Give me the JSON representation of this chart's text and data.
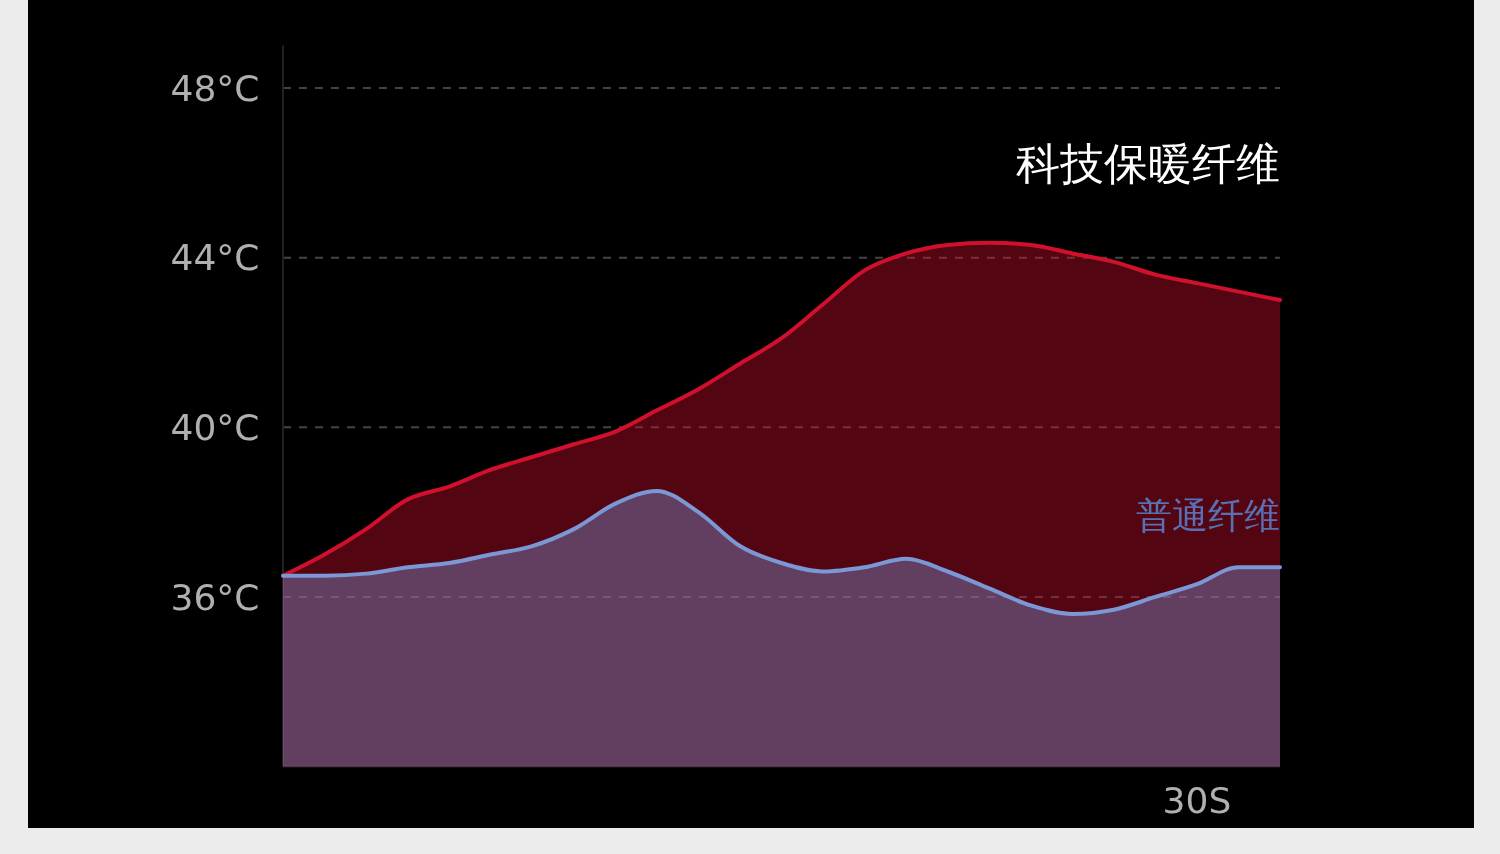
{
  "chart_data": {
    "type": "area",
    "categories": [
      null,
      null,
      null,
      null,
      null,
      null,
      null,
      null,
      null,
      null,
      null,
      null,
      null,
      null,
      null,
      null,
      null,
      null,
      null,
      null,
      null,
      null,
      "30S",
      null,
      null
    ],
    "series": [
      {
        "name": "科技保暖纤维",
        "color": "#d0102c",
        "values": [
          36.5,
          37.0,
          37.6,
          38.3,
          38.6,
          39.0,
          39.3,
          39.6,
          39.9,
          40.4,
          40.9,
          41.5,
          42.1,
          42.9,
          43.7,
          44.1,
          44.3,
          44.35,
          44.3,
          44.1,
          43.9,
          43.6,
          43.4,
          43.2,
          43.0
        ]
      },
      {
        "name": "普通纤维",
        "color": "#7b97d6",
        "values": [
          36.5,
          36.5,
          36.55,
          36.7,
          36.8,
          37.0,
          37.2,
          37.6,
          38.2,
          38.5,
          38.0,
          37.2,
          36.8,
          36.6,
          36.7,
          36.9,
          36.6,
          36.2,
          35.8,
          35.6,
          35.7,
          36.0,
          36.3,
          36.7,
          36.7
        ]
      }
    ],
    "ylim": [
      32,
      49
    ],
    "yticks": [
      {
        "value": 36,
        "label": "36°C"
      },
      {
        "value": 40,
        "label": "40°C"
      },
      {
        "value": 44,
        "label": "44°C"
      },
      {
        "value": 48,
        "label": "48°C"
      }
    ],
    "grid": "y",
    "legend": false
  }
}
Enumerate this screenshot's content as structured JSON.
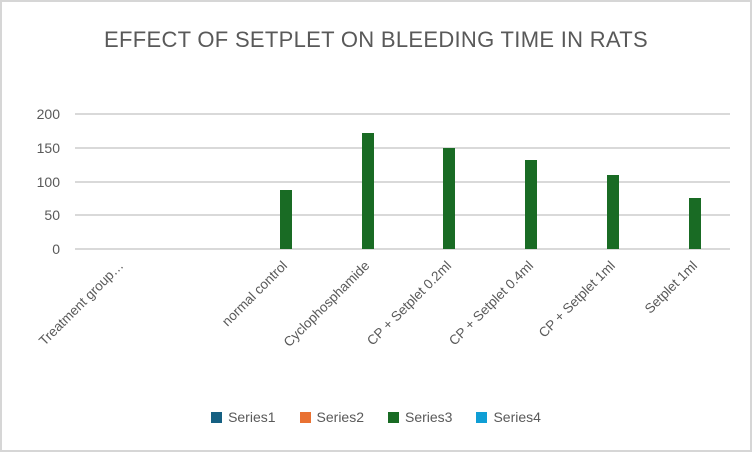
{
  "chart_data": {
    "type": "bar",
    "title": "EFFECT OF SETPLET ON BLEEDING TIME IN RATS",
    "categories": [
      "Treatment group…",
      "",
      "normal control",
      "Cyclophosphamide",
      "CP + Setplet 0.2ml",
      "CP + Setplet 0.4ml",
      "CP + Setplet 1ml",
      "Setplet 1ml"
    ],
    "series": [
      {
        "name": "Series1",
        "color": "#156082",
        "values": [
          0,
          0,
          0,
          0,
          0,
          0,
          0,
          0
        ]
      },
      {
        "name": "Series2",
        "color": "#E97132",
        "values": [
          0,
          0,
          0,
          0,
          0,
          0,
          0,
          0
        ]
      },
      {
        "name": "Series3",
        "color": "#196B24",
        "values": [
          0,
          0,
          87,
          172,
          150,
          132,
          110,
          75
        ]
      },
      {
        "name": "Series4",
        "color": "#0F9ED5",
        "values": [
          0,
          0,
          0,
          0,
          0,
          0,
          0,
          0
        ]
      }
    ],
    "xlabel": "",
    "ylabel": "",
    "y_ticks": [
      0,
      50,
      100,
      150,
      200
    ],
    "ylim": [
      0,
      200
    ],
    "grid": true,
    "legend_position": "bottom",
    "colors": {
      "text_gray": "#595959",
      "gridline": "#D9D9D9",
      "chart_border": "#D6D6D6"
    }
  }
}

*Problem to work on*
Go through the entries above and output them exactly, without pictures.

*Answer to this task*
Give me the JSON representation of this chart's text and data.
{
  "chart_data": {
    "type": "area",
    "categories": [
      null,
      null,
      null,
      null,
      null,
      null,
      null,
      null,
      null,
      null,
      null,
      null,
      null,
      null,
      null,
      null,
      null,
      null,
      null,
      null,
      null,
      null,
      "30S",
      null,
      null
    ],
    "series": [
      {
        "name": "科技保暖纤维",
        "color": "#d0102c",
        "values": [
          36.5,
          37.0,
          37.6,
          38.3,
          38.6,
          39.0,
          39.3,
          39.6,
          39.9,
          40.4,
          40.9,
          41.5,
          42.1,
          42.9,
          43.7,
          44.1,
          44.3,
          44.35,
          44.3,
          44.1,
          43.9,
          43.6,
          43.4,
          43.2,
          43.0
        ]
      },
      {
        "name": "普通纤维",
        "color": "#7b97d6",
        "values": [
          36.5,
          36.5,
          36.55,
          36.7,
          36.8,
          37.0,
          37.2,
          37.6,
          38.2,
          38.5,
          38.0,
          37.2,
          36.8,
          36.6,
          36.7,
          36.9,
          36.6,
          36.2,
          35.8,
          35.6,
          35.7,
          36.0,
          36.3,
          36.7,
          36.7
        ]
      }
    ],
    "ylim": [
      32,
      49
    ],
    "yticks": [
      {
        "value": 36,
        "label": "36°C"
      },
      {
        "value": 40,
        "label": "40°C"
      },
      {
        "value": 44,
        "label": "44°C"
      },
      {
        "value": 48,
        "label": "48°C"
      }
    ],
    "grid": "y",
    "legend": false
  }
}
Enumerate this screenshot's content as structured JSON.
{
  "chart_data": {
    "type": "bar",
    "title": "EFFECT OF SETPLET ON BLEEDING TIME IN RATS",
    "categories": [
      "Treatment group…",
      "",
      "normal control",
      "Cyclophosphamide",
      "CP + Setplet 0.2ml",
      "CP + Setplet 0.4ml",
      "CP + Setplet 1ml",
      "Setplet 1ml"
    ],
    "series": [
      {
        "name": "Series1",
        "color": "#156082",
        "values": [
          0,
          0,
          0,
          0,
          0,
          0,
          0,
          0
        ]
      },
      {
        "name": "Series2",
        "color": "#E97132",
        "values": [
          0,
          0,
          0,
          0,
          0,
          0,
          0,
          0
        ]
      },
      {
        "name": "Series3",
        "color": "#196B24",
        "values": [
          0,
          0,
          87,
          172,
          150,
          132,
          110,
          75
        ]
      },
      {
        "name": "Series4",
        "color": "#0F9ED5",
        "values": [
          0,
          0,
          0,
          0,
          0,
          0,
          0,
          0
        ]
      }
    ],
    "xlabel": "",
    "ylabel": "",
    "y_ticks": [
      0,
      50,
      100,
      150,
      200
    ],
    "ylim": [
      0,
      200
    ],
    "grid": true,
    "legend_position": "bottom",
    "colors": {
      "text_gray": "#595959",
      "gridline": "#D9D9D9",
      "chart_border": "#D6D6D6"
    }
  }
}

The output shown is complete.